*** Records ***

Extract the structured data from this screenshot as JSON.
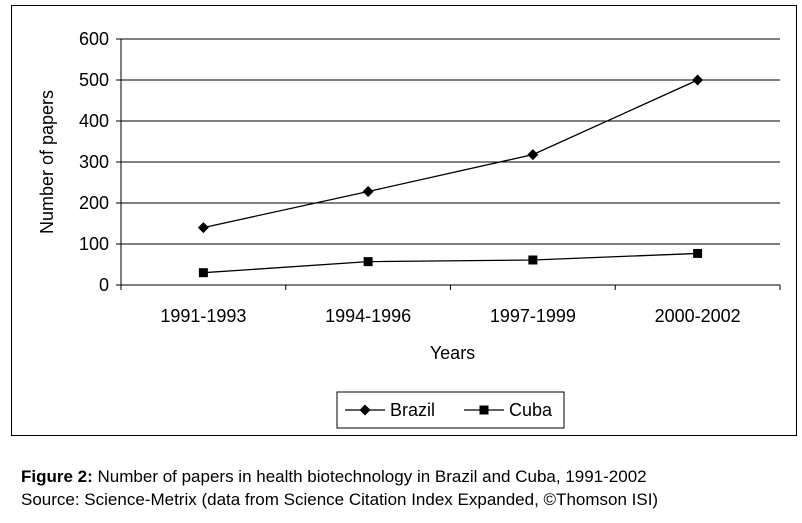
{
  "chart_data": {
    "type": "line",
    "categories": [
      "1991-1993",
      "1994-1996",
      "1997-1999",
      "2000-2002"
    ],
    "series": [
      {
        "name": "Brazil",
        "values": [
          140,
          228,
          318,
          500
        ],
        "marker": "diamond",
        "color": "#000000"
      },
      {
        "name": "Cuba",
        "values": [
          30,
          57,
          61,
          77
        ],
        "marker": "square",
        "color": "#000000"
      }
    ],
    "xlabel": "Years",
    "ylabel": "Number of papers",
    "ylim": [
      0,
      600
    ],
    "yticks": [
      0,
      100,
      200,
      300,
      400,
      500,
      600
    ],
    "grid": true,
    "legend": "bottom"
  },
  "caption": {
    "figure_label": "Figure 2:",
    "figure_text": " Number of papers in health biotechnology in Brazil and Cuba, 1991-2002",
    "source": "Source: Science-Metrix (data from Science Citation Index Expanded, ©Thomson ISI)"
  }
}
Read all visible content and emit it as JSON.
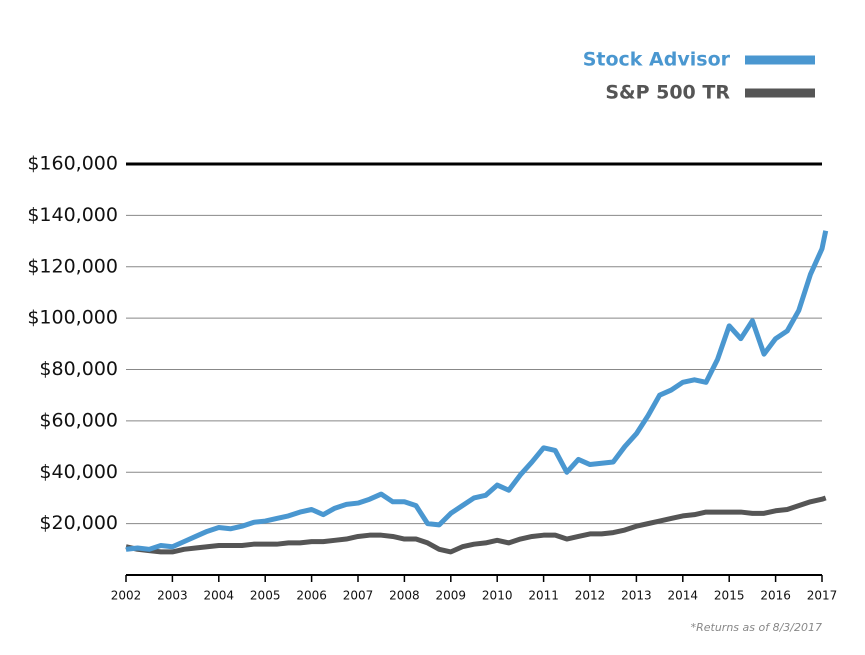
{
  "chart_data": {
    "type": "line",
    "x": [
      2002,
      2002.25,
      2002.5,
      2002.75,
      2003,
      2003.25,
      2003.5,
      2003.75,
      2004,
      2004.25,
      2004.5,
      2004.75,
      2005,
      2005.25,
      2005.5,
      2005.75,
      2006,
      2006.25,
      2006.5,
      2006.75,
      2007,
      2007.25,
      2007.5,
      2007.75,
      2008,
      2008.25,
      2008.5,
      2008.75,
      2009,
      2009.25,
      2009.5,
      2009.75,
      2010,
      2010.25,
      2010.5,
      2010.75,
      2011,
      2011.25,
      2011.5,
      2011.75,
      2012,
      2012.25,
      2012.5,
      2012.75,
      2013,
      2013.25,
      2013.5,
      2013.75,
      2014,
      2014.25,
      2014.5,
      2014.75,
      2015,
      2015.25,
      2015.5,
      2015.75,
      2016,
      2016.25,
      2016.5,
      2016.75,
      2017,
      2017.08
    ],
    "series": [
      {
        "name": "Stock Advisor",
        "color": "#4a97d0",
        "values": [
          10000,
          10500,
          10000,
          11500,
          11000,
          13000,
          15000,
          17000,
          18500,
          18000,
          19000,
          20500,
          21000,
          22000,
          23000,
          24500,
          25500,
          23500,
          26000,
          27500,
          28000,
          29500,
          31500,
          28500,
          28500,
          27000,
          20000,
          19500,
          24000,
          27000,
          30000,
          31000,
          35000,
          33000,
          39000,
          44000,
          49500,
          48500,
          40000,
          45000,
          43000,
          43500,
          44000,
          50000,
          55000,
          62000,
          70000,
          72000,
          75000,
          76000,
          75000,
          84000,
          97000,
          92000,
          99000,
          86000,
          92000,
          95000,
          103000,
          117000,
          127000,
          134000
        ]
      },
      {
        "name": "S&P 500 TR",
        "color": "#555555",
        "values": [
          11000,
          10000,
          9500,
          9000,
          9000,
          10000,
          10500,
          11000,
          11500,
          11500,
          11500,
          12000,
          12000,
          12000,
          12500,
          12500,
          13000,
          13000,
          13500,
          14000,
          15000,
          15500,
          15500,
          15000,
          14000,
          14000,
          12500,
          10000,
          9000,
          11000,
          12000,
          12500,
          13500,
          12500,
          14000,
          15000,
          15500,
          15500,
          14000,
          15000,
          16000,
          16000,
          16500,
          17500,
          19000,
          20000,
          21000,
          22000,
          23000,
          23500,
          24500,
          24500,
          24500,
          24500,
          24000,
          24000,
          25000,
          25500,
          27000,
          28500,
          29500,
          30000
        ]
      }
    ],
    "xlim": [
      2002,
      2017
    ],
    "xticks": [
      2002,
      2003,
      2004,
      2005,
      2006,
      2007,
      2008,
      2009,
      2010,
      2011,
      2012,
      2013,
      2014,
      2015,
      2016,
      2017
    ],
    "ylim": [
      0,
      160000
    ],
    "yticks": [
      {
        "value": 20000,
        "label": "$20,000"
      },
      {
        "value": 40000,
        "label": "$40,000"
      },
      {
        "value": 60000,
        "label": "$60,000"
      },
      {
        "value": 80000,
        "label": "$80,000"
      },
      {
        "value": 100000,
        "label": "$100,000"
      },
      {
        "value": 120000,
        "label": "$120,000"
      },
      {
        "value": 140000,
        "label": "$140,000"
      },
      {
        "value": 160000,
        "label": "$160,000"
      }
    ],
    "grid": true,
    "legend": "top-right",
    "annotation": "*Returns as of 8/3/2017"
  }
}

***

— Prompt —
Track down all lines above with the string "Number" and copy them.

— Full solution —
    "ylabel": "Number of papers",
    "figure_text": " Number of papers in health biotechnology in Brazil and Cuba, 1991-2002",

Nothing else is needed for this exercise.